■ TASK REQUIREMENTS ■
Copy the material that follows word for word and omit its pictures.

■ DATA TO PROCESS ■

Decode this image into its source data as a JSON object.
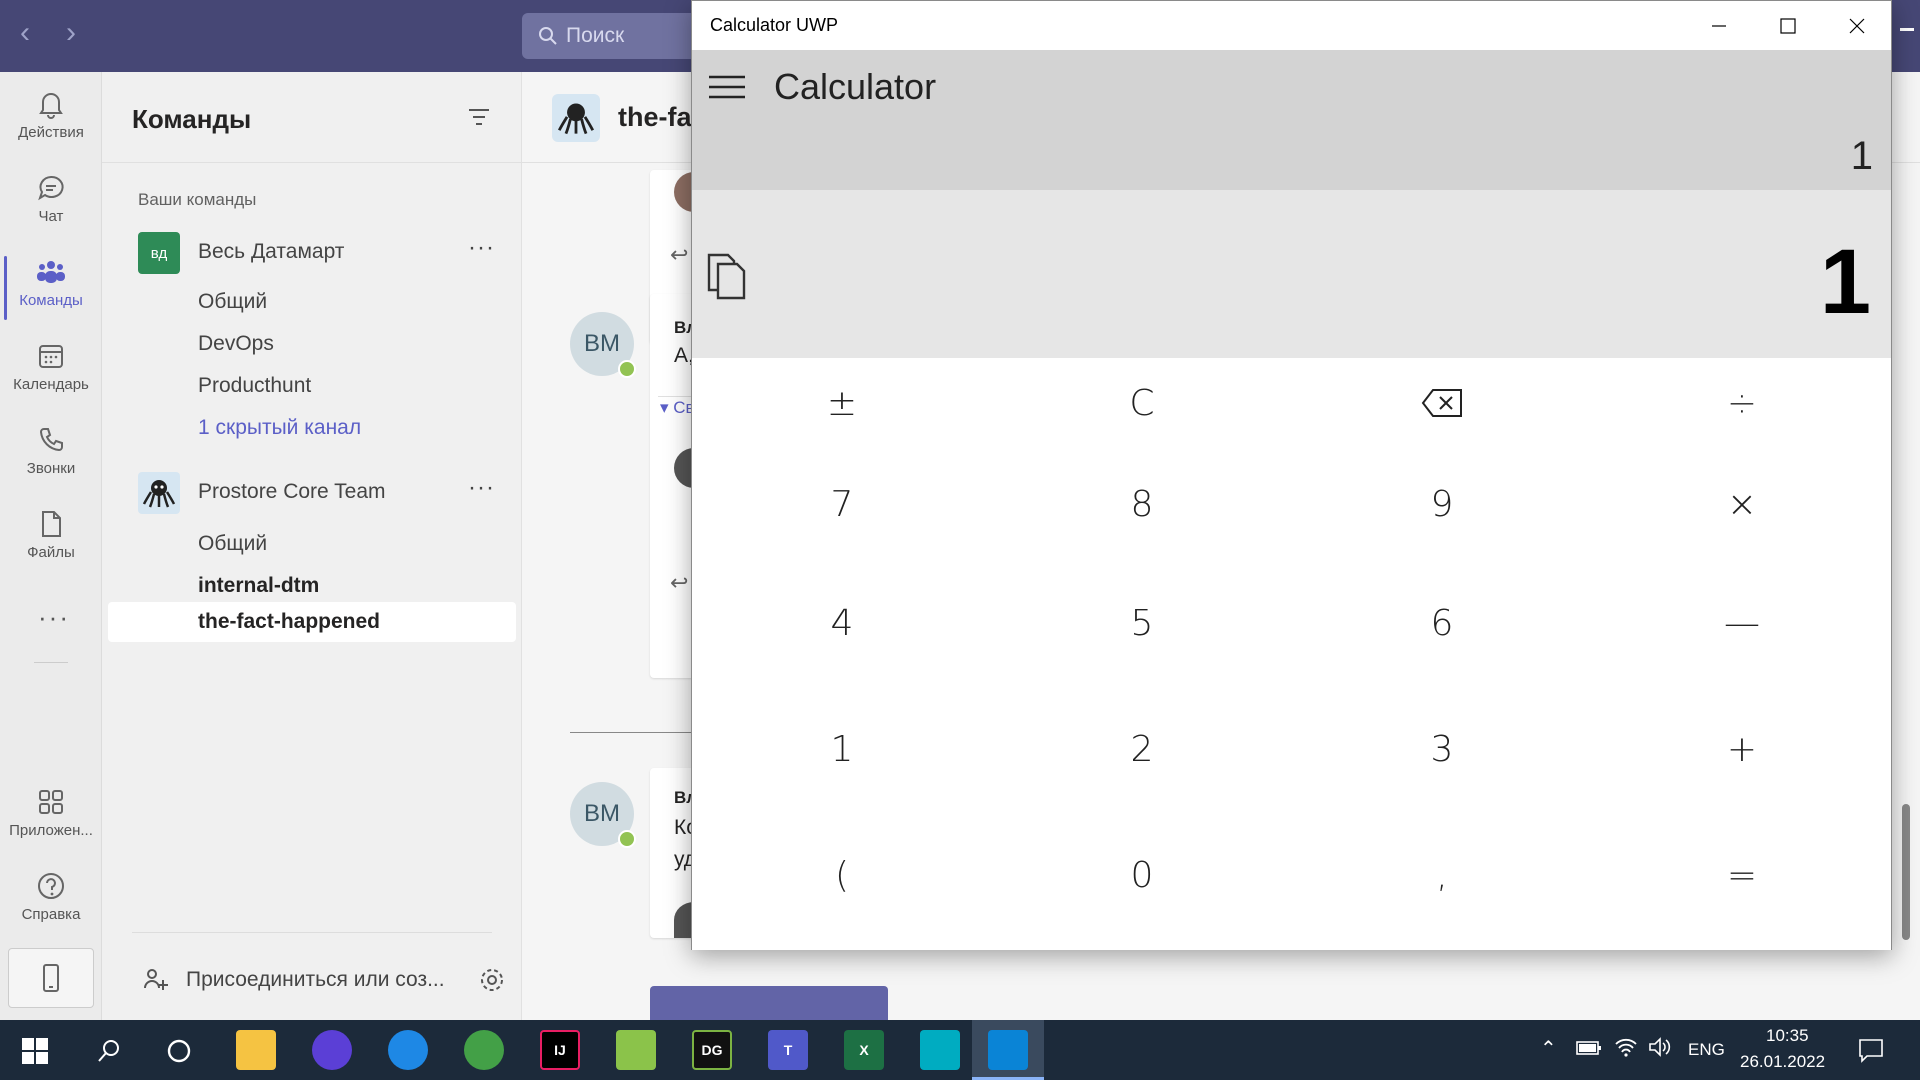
{
  "teams": {
    "search_placeholder": "Поиск",
    "rail": [
      {
        "label": "Действия",
        "icon": "bell-icon"
      },
      {
        "label": "Чат",
        "icon": "chat-icon"
      },
      {
        "label": "Команды",
        "icon": "teams-icon"
      },
      {
        "label": "Календарь",
        "icon": "calendar-icon"
      },
      {
        "label": "Звонки",
        "icon": "phone-icon"
      },
      {
        "label": "Файлы",
        "icon": "file-icon"
      },
      {
        "label": "Приложен...",
        "icon": "apps-icon"
      },
      {
        "label": "Справка",
        "icon": "help-icon"
      }
    ],
    "panel_title": "Команды",
    "section_label": "Ваши команды",
    "teams_list": [
      {
        "name": "Весь Датамарт",
        "avatar_text": "вд",
        "channels": [
          "Общий",
          "DevOps",
          "Producthunt",
          "1 скрытый канал"
        ]
      },
      {
        "name": "Prostore Core Team",
        "channels": [
          "Общий",
          "internal-dtm",
          "the-fact-happened"
        ]
      }
    ],
    "join_label": "Присоединиться или соз...",
    "channel_header": "the-fa",
    "avatar_initials": "ВМ",
    "msg1_author": "Вл",
    "msg1_text": "А,",
    "msg1_link": "Св",
    "msg2_author": "Вл",
    "msg2_text1": "Ко",
    "msg2_text2": "уд"
  },
  "calculator": {
    "window_title": "Calculator UWP",
    "app_name": "Calculator",
    "expression": "1",
    "result": "1",
    "keys": [
      [
        "±",
        "C",
        "⌫",
        "÷"
      ],
      [
        "7",
        "8",
        "9",
        "×"
      ],
      [
        "4",
        "5",
        "6",
        "—"
      ],
      [
        "1",
        "2",
        "3",
        "+"
      ],
      [
        "(",
        "0",
        ",",
        "="
      ]
    ]
  },
  "taskbar": {
    "lang": "ENG",
    "time": "10:35",
    "date": "26.01.2022"
  },
  "colors": {
    "teams_purple": "#464775",
    "accent": "#5b5fc7",
    "calc_header": "#d3d3d3",
    "calc_display": "#e6e6e6",
    "taskbar": "#1c2a3a"
  }
}
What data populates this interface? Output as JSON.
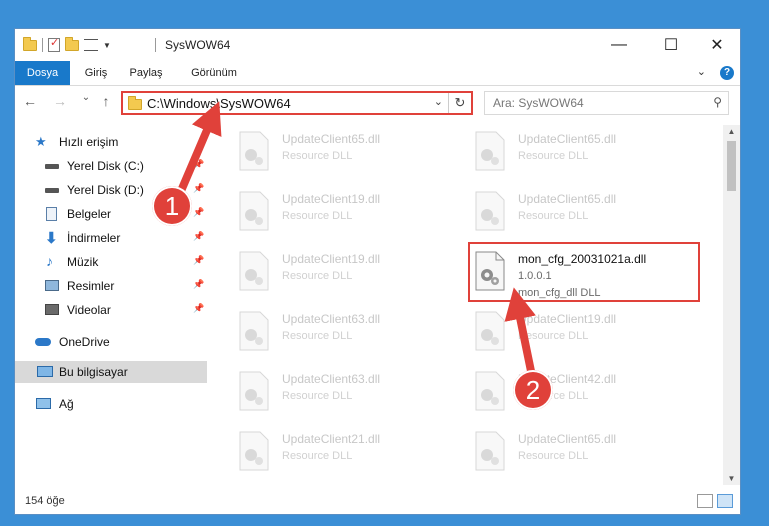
{
  "window": {
    "title": "SysWOW64",
    "controls": {
      "minimize": "—",
      "maximize": "☐",
      "close": "✕"
    }
  },
  "ribbon": {
    "tabs": [
      "Dosya",
      "Giriş",
      "Paylaş",
      "Görünüm"
    ],
    "help": "?"
  },
  "nav": {
    "back": "←",
    "forward": "→",
    "recent": "⌄",
    "up": "↑",
    "address": "C:\\Windows\\SysWOW64",
    "search_placeholder": "Ara: SysWOW64"
  },
  "sidebar": {
    "items": [
      {
        "label": "Hızlı erişim",
        "icon": "star-icon"
      },
      {
        "label": "Yerel Disk (C:)",
        "icon": "drive-icon",
        "pinned": true
      },
      {
        "label": "Yerel Disk (D:)",
        "icon": "drive-icon",
        "pinned": true
      },
      {
        "label": "Belgeler",
        "icon": "documents-icon",
        "pinned": true
      },
      {
        "label": "İndirmeler",
        "icon": "downloads-icon",
        "pinned": true
      },
      {
        "label": "Müzik",
        "icon": "music-icon",
        "pinned": true
      },
      {
        "label": "Resimler",
        "icon": "pictures-icon",
        "pinned": true
      },
      {
        "label": "Videolar",
        "icon": "videos-icon",
        "pinned": true
      },
      {
        "label": "OneDrive",
        "icon": "cloud-icon"
      },
      {
        "label": "Bu bilgisayar",
        "icon": "computer-icon",
        "selected": true
      },
      {
        "label": "Ağ",
        "icon": "network-icon"
      }
    ]
  },
  "files": {
    "left": [
      {
        "name": "UpdateClient65.dll",
        "desc": "Resource DLL"
      },
      {
        "name": "UpdateClient19.dll",
        "desc": "Resource DLL"
      },
      {
        "name": "UpdateClient19.dll",
        "desc": "Resource DLL"
      },
      {
        "name": "UpdateClient63.dll",
        "desc": "Resource DLL"
      },
      {
        "name": "UpdateClient63.dll",
        "desc": "Resource DLL"
      },
      {
        "name": "UpdateClient21.dll",
        "desc": "Resource DLL"
      }
    ],
    "right": [
      {
        "name": "UpdateClient65.dll",
        "desc": "Resource DLL"
      },
      {
        "name": "UpdateClient65.dll",
        "desc": "Resource DLL"
      },
      {
        "name": "mon_cfg_20031021a.dll",
        "desc": "1.0.0.1",
        "desc2": "mon_cfg_dll DLL",
        "highlighted": true
      },
      {
        "name": "UpdateClient19.dll",
        "desc": "Resource DLL"
      },
      {
        "name": "UpdateClient42.dll",
        "desc": "Resource DLL"
      },
      {
        "name": "UpdateClient65.dll",
        "desc": "Resource DLL"
      }
    ]
  },
  "status": {
    "count": "154 öğe"
  },
  "annotations": {
    "step1": "1",
    "step2": "2"
  },
  "colors": {
    "accent": "#1979ca",
    "highlight": "#e0413a",
    "desktop": "#3b8fd6"
  }
}
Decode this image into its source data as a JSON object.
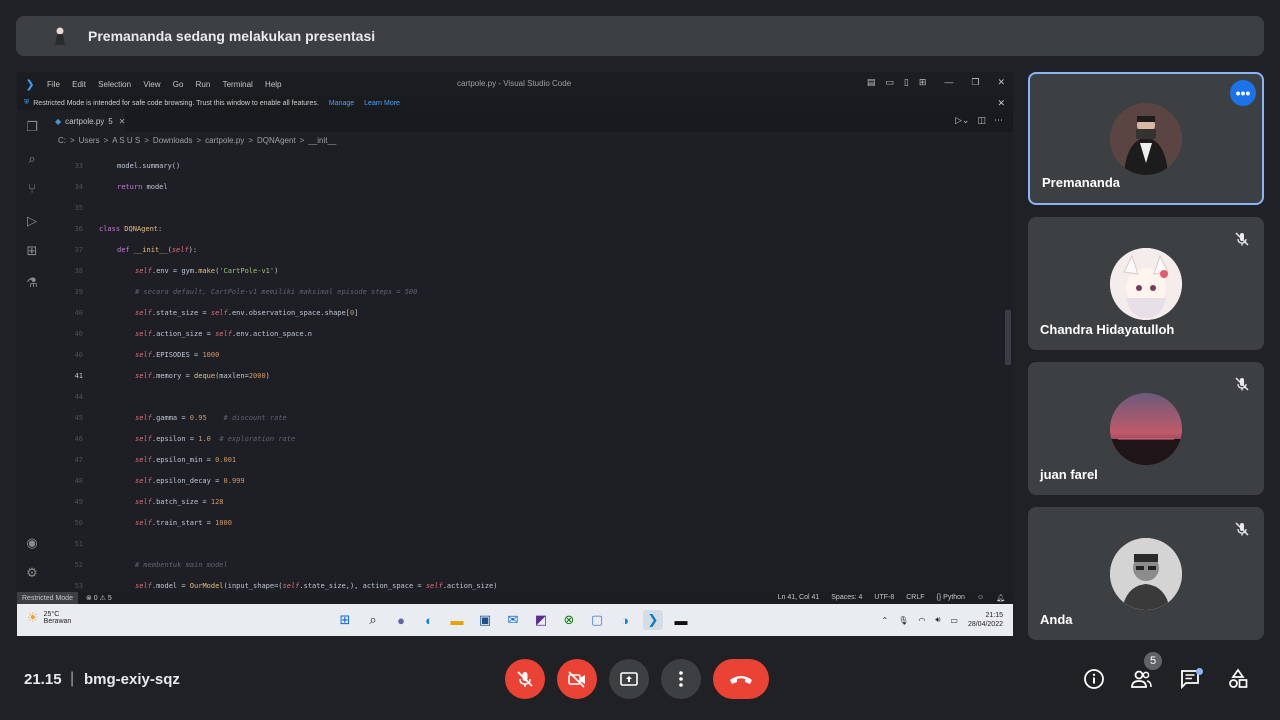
{
  "banner": {
    "text": "Premananda sedang melakukan presentasi"
  },
  "vscode": {
    "menu": [
      "File",
      "Edit",
      "Selection",
      "View",
      "Go",
      "Run",
      "Terminal",
      "Help"
    ],
    "window_title": "cartpole.py - Visual Studio Code",
    "restricted_text": "Restricted Mode is intended for safe code browsing. Trust this window to enable all features.",
    "restricted_manage": "Manage",
    "restricted_learn": "Learn More",
    "tab_name": "cartpole.py",
    "tab_problems": "5",
    "breadcrumb": [
      "C:",
      ">",
      "Users",
      ">",
      "A S U S",
      ">",
      "Downloads",
      ">",
      "cartpole.py",
      ">",
      "DQNAgent",
      ">",
      "__init__"
    ],
    "status_mode": "Restricted Mode",
    "status_errors": "0 ⚠ 5",
    "status_right": [
      "Ln 41, Col 41",
      "Spaces: 4",
      "UTF-8",
      "CRLF",
      "{} Python"
    ],
    "weather_temp": "25°C",
    "weather_desc": "Berawan",
    "clock_time": "21:15",
    "clock_date": "28/04/2022"
  },
  "participants": [
    {
      "name": "Premananda"
    },
    {
      "name": "Chandra Hidayatulloh"
    },
    {
      "name": "juan farel"
    },
    {
      "name": "Anda"
    }
  ],
  "bottom": {
    "time": "21.15",
    "separator": "|",
    "meeting_code": "bmg-exiy-sqz",
    "participant_count": "5"
  },
  "colors": {
    "accent": "#8ab4f8",
    "danger": "#ea4335",
    "tile_bg": "#3c4043",
    "page_bg": "#202124"
  }
}
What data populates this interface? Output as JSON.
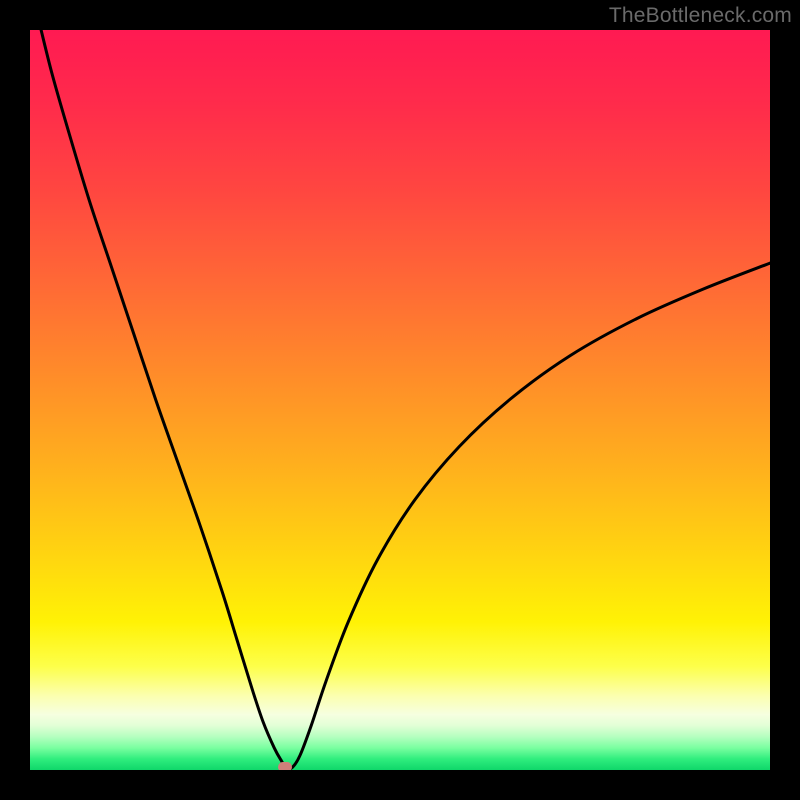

■ SOLUTION FOR THIS TASK ■
Decode this image into its source data as a JSON object.
{
  "teams": {
    "search_placeholder": "Поиск",
    "rail": [
      {
        "label": "Действия",
        "icon": "bell-icon"
      },
      {
        "label": "Чат",
        "icon": "chat-icon"
      },
      {
        "label": "Команды",
        "icon": "teams-icon"
      },
      {
        "label": "Календарь",
        "icon": "calendar-icon"
      },
      {
        "label": "Звонки",
        "icon": "phone-icon"
      },
      {
        "label": "Файлы",
        "icon": "file-icon"
      },
      {
        "label": "Приложен...",
        "icon": "apps-icon"
      },
      {
        "label": "Справка",
        "icon": "help-icon"
      }
    ],
    "panel_title": "Команды",
    "section_label": "Ваши команды",
    "teams_list": [
      {
        "name": "Весь Датамарт",
        "avatar_text": "вд",
        "channels": [
          "Общий",
          "DevOps",
          "Producthunt",
          "1 скрытый канал"
        ]
      },
      {
        "name": "Prostore Core Team",
        "channels": [
          "Общий",
          "internal-dtm",
          "the-fact-happened"
        ]
      }
    ],
    "join_label": "Присоединиться или соз...",
    "channel_header": "the-fa",
    "avatar_initials": "ВМ",
    "msg1_author": "Вл",
    "msg1_text": "А,",
    "msg1_link": "Св",
    "msg2_author": "Вл",
    "msg2_text1": "Ко",
    "msg2_text2": "уд"
  },
  "calculator": {
    "window_title": "Calculator UWP",
    "app_name": "Calculator",
    "expression": "1",
    "result": "1",
    "keys": [
      [
        "±",
        "C",
        "⌫",
        "÷"
      ],
      [
        "7",
        "8",
        "9",
        "×"
      ],
      [
        "4",
        "5",
        "6",
        "—"
      ],
      [
        "1",
        "2",
        "3",
        "+"
      ],
      [
        "(",
        "0",
        ",",
        "="
      ]
    ]
  },
  "taskbar": {
    "lang": "ENG",
    "time": "10:35",
    "date": "26.01.2022"
  },
  "colors": {
    "teams_purple": "#464775",
    "accent": "#5b5fc7",
    "calc_header": "#d3d3d3",
    "calc_display": "#e6e6e6",
    "taskbar": "#1c2a3a"
  }
}
What data populates this interface? Output as JSON.
{
  "window": {
    "title": "SysWOW64",
    "controls": {
      "minimize": "—",
      "maximize": "☐",
      "close": "✕"
    }
  },
  "ribbon": {
    "tabs": [
      "Dosya",
      "Giriş",
      "Paylaş",
      "Görünüm"
    ],
    "help": "?"
  },
  "nav": {
    "back": "←",
    "forward": "→",
    "recent": "⌄",
    "up": "↑",
    "address": "C:\\Windows\\SysWOW64",
    "search_placeholder": "Ara: SysWOW64"
  },
  "sidebar": {
    "items": [
      {
        "label": "Hızlı erişim",
        "icon": "star-icon"
      },
      {
        "label": "Yerel Disk (C:)",
        "icon": "drive-icon",
        "pinned": true
      },
      {
        "label": "Yerel Disk (D:)",
        "icon": "drive-icon",
        "pinned": true
      },
      {
        "label": "Belgeler",
        "icon": "documents-icon",
        "pinned": true
      },
      {
        "label": "İndirmeler",
        "icon": "downloads-icon",
        "pinned": true
      },
      {
        "label": "Müzik",
        "icon": "music-icon",
        "pinned": true
      },
      {
        "label": "Resimler",
        "icon": "pictures-icon",
        "pinned": true
      },
      {
        "label": "Videolar",
        "icon": "videos-icon",
        "pinned": true
      },
      {
        "label": "OneDrive",
        "icon": "cloud-icon"
      },
      {
        "label": "Bu bilgisayar",
        "icon": "computer-icon",
        "selected": true
      },
      {
        "label": "Ağ",
        "icon": "network-icon"
      }
    ]
  },
  "files": {
    "left": [
      {
        "name": "UpdateClient65.dll",
        "desc": "Resource DLL"
      },
      {
        "name": "UpdateClient19.dll",
        "desc": "Resource DLL"
      },
      {
        "name": "UpdateClient19.dll",
        "desc": "Resource DLL"
      },
      {
        "name": "UpdateClient63.dll",
        "desc": "Resource DLL"
      },
      {
        "name": "UpdateClient63.dll",
        "desc": "Resource DLL"
      },
      {
        "name": "UpdateClient21.dll",
        "desc": "Resource DLL"
      }
    ],
    "right": [
      {
        "name": "UpdateClient65.dll",
        "desc": "Resource DLL"
      },
      {
        "name": "UpdateClient65.dll",
        "desc": "Resource DLL"
      },
      {
        "name": "mon_cfg_20031021a.dll",
        "desc": "1.0.0.1",
        "desc2": "mon_cfg_dll DLL",
        "highlighted": true
      },
      {
        "name": "UpdateClient19.dll",
        "desc": "Resource DLL"
      },
      {
        "name": "UpdateClient42.dll",
        "desc": "Resource DLL"
      },
      {
        "name": "UpdateClient65.dll",
        "desc": "Resource DLL"
      }
    ]
  },
  "status": {
    "count": "154 öğe"
  },
  "annotations": {
    "step1": "1",
    "step2": "2"
  },
  "colors": {
    "accent": "#1979ca",
    "highlight": "#e0413a",
    "desktop": "#3b8fd6"
  }
}
Decode this image into its source data as a JSON object.
{
  "banner": {
    "text": "Premananda sedang melakukan presentasi"
  },
  "vscode": {
    "menu": [
      "File",
      "Edit",
      "Selection",
      "View",
      "Go",
      "Run",
      "Terminal",
      "Help"
    ],
    "window_title": "cartpole.py - Visual Studio Code",
    "restricted_text": "Restricted Mode is intended for safe code browsing. Trust this window to enable all features.",
    "restricted_manage": "Manage",
    "restricted_learn": "Learn More",
    "tab_name": "cartpole.py",
    "tab_problems": "5",
    "breadcrumb": [
      "C:",
      ">",
      "Users",
      ">",
      "A S U S",
      ">",
      "Downloads",
      ">",
      "cartpole.py",
      ">",
      "DQNAgent",
      ">",
      "__init__"
    ],
    "status_mode": "Restricted Mode",
    "status_errors": "0 ⚠ 5",
    "status_right": [
      "Ln 41, Col 41",
      "Spaces: 4",
      "UTF-8",
      "CRLF",
      "{} Python"
    ],
    "weather_temp": "25°C",
    "weather_desc": "Berawan",
    "clock_time": "21:15",
    "clock_date": "28/04/2022"
  },
  "participants": [
    {
      "name": "Premananda"
    },
    {
      "name": "Chandra Hidayatulloh"
    },
    {
      "name": "juan farel"
    },
    {
      "name": "Anda"
    }
  ],
  "bottom": {
    "time": "21.15",
    "separator": "|",
    "meeting_code": "bmg-exiy-sqz",
    "participant_count": "5"
  },
  "colors": {
    "accent": "#8ab4f8",
    "danger": "#ea4335",
    "tile_bg": "#3c4043",
    "page_bg": "#202124"
  }
}
What data populates this interface? Output as JSON.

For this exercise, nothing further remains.